[begin Records to use]
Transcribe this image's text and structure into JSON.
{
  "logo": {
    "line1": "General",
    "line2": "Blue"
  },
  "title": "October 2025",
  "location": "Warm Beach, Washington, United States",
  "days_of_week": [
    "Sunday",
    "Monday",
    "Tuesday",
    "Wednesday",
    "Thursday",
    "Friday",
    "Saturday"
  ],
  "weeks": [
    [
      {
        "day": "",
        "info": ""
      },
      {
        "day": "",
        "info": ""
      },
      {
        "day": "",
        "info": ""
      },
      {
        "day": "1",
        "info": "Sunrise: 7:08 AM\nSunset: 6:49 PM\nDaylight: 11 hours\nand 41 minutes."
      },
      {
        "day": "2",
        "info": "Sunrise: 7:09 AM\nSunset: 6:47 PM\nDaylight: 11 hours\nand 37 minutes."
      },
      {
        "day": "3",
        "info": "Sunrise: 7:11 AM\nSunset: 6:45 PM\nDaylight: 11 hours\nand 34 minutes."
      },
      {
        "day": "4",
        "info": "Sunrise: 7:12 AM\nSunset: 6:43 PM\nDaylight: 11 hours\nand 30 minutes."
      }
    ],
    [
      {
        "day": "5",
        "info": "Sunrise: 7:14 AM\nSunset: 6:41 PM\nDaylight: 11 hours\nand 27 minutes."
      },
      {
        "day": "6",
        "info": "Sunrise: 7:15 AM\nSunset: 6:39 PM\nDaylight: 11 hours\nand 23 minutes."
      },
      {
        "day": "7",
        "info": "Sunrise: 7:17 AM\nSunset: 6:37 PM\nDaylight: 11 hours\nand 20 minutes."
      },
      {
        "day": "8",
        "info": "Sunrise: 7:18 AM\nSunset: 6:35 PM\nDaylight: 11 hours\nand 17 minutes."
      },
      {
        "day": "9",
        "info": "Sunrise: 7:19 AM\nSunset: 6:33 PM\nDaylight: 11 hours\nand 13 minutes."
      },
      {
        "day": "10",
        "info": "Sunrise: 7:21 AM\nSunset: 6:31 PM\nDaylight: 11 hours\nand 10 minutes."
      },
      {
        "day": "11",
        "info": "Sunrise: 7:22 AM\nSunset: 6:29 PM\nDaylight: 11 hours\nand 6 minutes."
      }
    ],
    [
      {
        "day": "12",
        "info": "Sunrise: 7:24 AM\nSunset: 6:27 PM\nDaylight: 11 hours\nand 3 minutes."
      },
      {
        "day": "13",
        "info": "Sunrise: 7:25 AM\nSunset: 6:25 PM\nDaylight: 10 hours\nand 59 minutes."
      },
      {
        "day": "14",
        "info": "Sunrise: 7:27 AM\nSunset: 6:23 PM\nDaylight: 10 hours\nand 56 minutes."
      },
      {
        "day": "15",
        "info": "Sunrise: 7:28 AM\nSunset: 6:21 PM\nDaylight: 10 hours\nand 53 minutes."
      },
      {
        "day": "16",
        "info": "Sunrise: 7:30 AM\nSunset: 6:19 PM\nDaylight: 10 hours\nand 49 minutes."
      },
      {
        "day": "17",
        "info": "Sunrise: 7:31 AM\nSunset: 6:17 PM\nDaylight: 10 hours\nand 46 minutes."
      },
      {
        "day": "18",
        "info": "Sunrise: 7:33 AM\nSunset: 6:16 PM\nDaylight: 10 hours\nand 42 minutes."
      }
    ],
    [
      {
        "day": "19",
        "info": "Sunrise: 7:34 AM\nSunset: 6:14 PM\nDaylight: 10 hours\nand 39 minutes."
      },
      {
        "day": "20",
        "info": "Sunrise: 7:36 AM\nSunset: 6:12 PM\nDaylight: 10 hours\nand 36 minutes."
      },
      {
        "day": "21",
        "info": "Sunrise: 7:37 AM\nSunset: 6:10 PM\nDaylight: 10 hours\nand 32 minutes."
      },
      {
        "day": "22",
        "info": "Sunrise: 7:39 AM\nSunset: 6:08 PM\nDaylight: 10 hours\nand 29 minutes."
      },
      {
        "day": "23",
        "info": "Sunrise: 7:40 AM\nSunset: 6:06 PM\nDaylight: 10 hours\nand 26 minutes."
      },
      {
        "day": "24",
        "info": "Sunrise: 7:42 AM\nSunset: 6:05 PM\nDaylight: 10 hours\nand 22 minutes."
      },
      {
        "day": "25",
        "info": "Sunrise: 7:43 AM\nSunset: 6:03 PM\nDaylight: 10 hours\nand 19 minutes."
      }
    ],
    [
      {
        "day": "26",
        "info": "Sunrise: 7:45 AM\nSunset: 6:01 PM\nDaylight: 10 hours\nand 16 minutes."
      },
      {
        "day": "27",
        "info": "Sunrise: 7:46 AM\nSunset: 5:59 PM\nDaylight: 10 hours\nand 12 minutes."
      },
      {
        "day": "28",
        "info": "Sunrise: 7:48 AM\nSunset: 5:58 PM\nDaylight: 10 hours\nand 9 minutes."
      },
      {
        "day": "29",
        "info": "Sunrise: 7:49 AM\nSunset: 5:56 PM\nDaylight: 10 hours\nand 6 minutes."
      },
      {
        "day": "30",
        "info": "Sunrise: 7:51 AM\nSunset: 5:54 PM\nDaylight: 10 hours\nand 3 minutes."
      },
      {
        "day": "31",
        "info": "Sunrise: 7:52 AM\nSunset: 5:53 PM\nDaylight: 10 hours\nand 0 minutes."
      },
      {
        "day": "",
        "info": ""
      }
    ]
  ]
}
[end Records to use]
Reproduce every record above exactly as it appears.

◆ Output of the task ◆
Transcribe this image's text and structure into JSON.
{
  "logo": {
    "line1": "General",
    "line2": "Blue"
  },
  "title": "October 2025",
  "location": "Warm Beach, Washington, United States",
  "days_of_week": [
    "Sunday",
    "Monday",
    "Tuesday",
    "Wednesday",
    "Thursday",
    "Friday",
    "Saturday"
  ],
  "weeks": [
    [
      {
        "day": "",
        "info": ""
      },
      {
        "day": "",
        "info": ""
      },
      {
        "day": "",
        "info": ""
      },
      {
        "day": "1",
        "info": "Sunrise: 7:08 AM\nSunset: 6:49 PM\nDaylight: 11 hours\nand 41 minutes."
      },
      {
        "day": "2",
        "info": "Sunrise: 7:09 AM\nSunset: 6:47 PM\nDaylight: 11 hours\nand 37 minutes."
      },
      {
        "day": "3",
        "info": "Sunrise: 7:11 AM\nSunset: 6:45 PM\nDaylight: 11 hours\nand 34 minutes."
      },
      {
        "day": "4",
        "info": "Sunrise: 7:12 AM\nSunset: 6:43 PM\nDaylight: 11 hours\nand 30 minutes."
      }
    ],
    [
      {
        "day": "5",
        "info": "Sunrise: 7:14 AM\nSunset: 6:41 PM\nDaylight: 11 hours\nand 27 minutes."
      },
      {
        "day": "6",
        "info": "Sunrise: 7:15 AM\nSunset: 6:39 PM\nDaylight: 11 hours\nand 23 minutes."
      },
      {
        "day": "7",
        "info": "Sunrise: 7:17 AM\nSunset: 6:37 PM\nDaylight: 11 hours\nand 20 minutes."
      },
      {
        "day": "8",
        "info": "Sunrise: 7:18 AM\nSunset: 6:35 PM\nDaylight: 11 hours\nand 17 minutes."
      },
      {
        "day": "9",
        "info": "Sunrise: 7:19 AM\nSunset: 6:33 PM\nDaylight: 11 hours\nand 13 minutes."
      },
      {
        "day": "10",
        "info": "Sunrise: 7:21 AM\nSunset: 6:31 PM\nDaylight: 11 hours\nand 10 minutes."
      },
      {
        "day": "11",
        "info": "Sunrise: 7:22 AM\nSunset: 6:29 PM\nDaylight: 11 hours\nand 6 minutes."
      }
    ],
    [
      {
        "day": "12",
        "info": "Sunrise: 7:24 AM\nSunset: 6:27 PM\nDaylight: 11 hours\nand 3 minutes."
      },
      {
        "day": "13",
        "info": "Sunrise: 7:25 AM\nSunset: 6:25 PM\nDaylight: 10 hours\nand 59 minutes."
      },
      {
        "day": "14",
        "info": "Sunrise: 7:27 AM\nSunset: 6:23 PM\nDaylight: 10 hours\nand 56 minutes."
      },
      {
        "day": "15",
        "info": "Sunrise: 7:28 AM\nSunset: 6:21 PM\nDaylight: 10 hours\nand 53 minutes."
      },
      {
        "day": "16",
        "info": "Sunrise: 7:30 AM\nSunset: 6:19 PM\nDaylight: 10 hours\nand 49 minutes."
      },
      {
        "day": "17",
        "info": "Sunrise: 7:31 AM\nSunset: 6:17 PM\nDaylight: 10 hours\nand 46 minutes."
      },
      {
        "day": "18",
        "info": "Sunrise: 7:33 AM\nSunset: 6:16 PM\nDaylight: 10 hours\nand 42 minutes."
      }
    ],
    [
      {
        "day": "19",
        "info": "Sunrise: 7:34 AM\nSunset: 6:14 PM\nDaylight: 10 hours\nand 39 minutes."
      },
      {
        "day": "20",
        "info": "Sunrise: 7:36 AM\nSunset: 6:12 PM\nDaylight: 10 hours\nand 36 minutes."
      },
      {
        "day": "21",
        "info": "Sunrise: 7:37 AM\nSunset: 6:10 PM\nDaylight: 10 hours\nand 32 minutes."
      },
      {
        "day": "22",
        "info": "Sunrise: 7:39 AM\nSunset: 6:08 PM\nDaylight: 10 hours\nand 29 minutes."
      },
      {
        "day": "23",
        "info": "Sunrise: 7:40 AM\nSunset: 6:06 PM\nDaylight: 10 hours\nand 26 minutes."
      },
      {
        "day": "24",
        "info": "Sunrise: 7:42 AM\nSunset: 6:05 PM\nDaylight: 10 hours\nand 22 minutes."
      },
      {
        "day": "25",
        "info": "Sunrise: 7:43 AM\nSunset: 6:03 PM\nDaylight: 10 hours\nand 19 minutes."
      }
    ],
    [
      {
        "day": "26",
        "info": "Sunrise: 7:45 AM\nSunset: 6:01 PM\nDaylight: 10 hours\nand 16 minutes."
      },
      {
        "day": "27",
        "info": "Sunrise: 7:46 AM\nSunset: 5:59 PM\nDaylight: 10 hours\nand 12 minutes."
      },
      {
        "day": "28",
        "info": "Sunrise: 7:48 AM\nSunset: 5:58 PM\nDaylight: 10 hours\nand 9 minutes."
      },
      {
        "day": "29",
        "info": "Sunrise: 7:49 AM\nSunset: 5:56 PM\nDaylight: 10 hours\nand 6 minutes."
      },
      {
        "day": "30",
        "info": "Sunrise: 7:51 AM\nSunset: 5:54 PM\nDaylight: 10 hours\nand 3 minutes."
      },
      {
        "day": "31",
        "info": "Sunrise: 7:52 AM\nSunset: 5:53 PM\nDaylight: 10 hours\nand 0 minutes."
      },
      {
        "day": "",
        "info": ""
      }
    ]
  ]
}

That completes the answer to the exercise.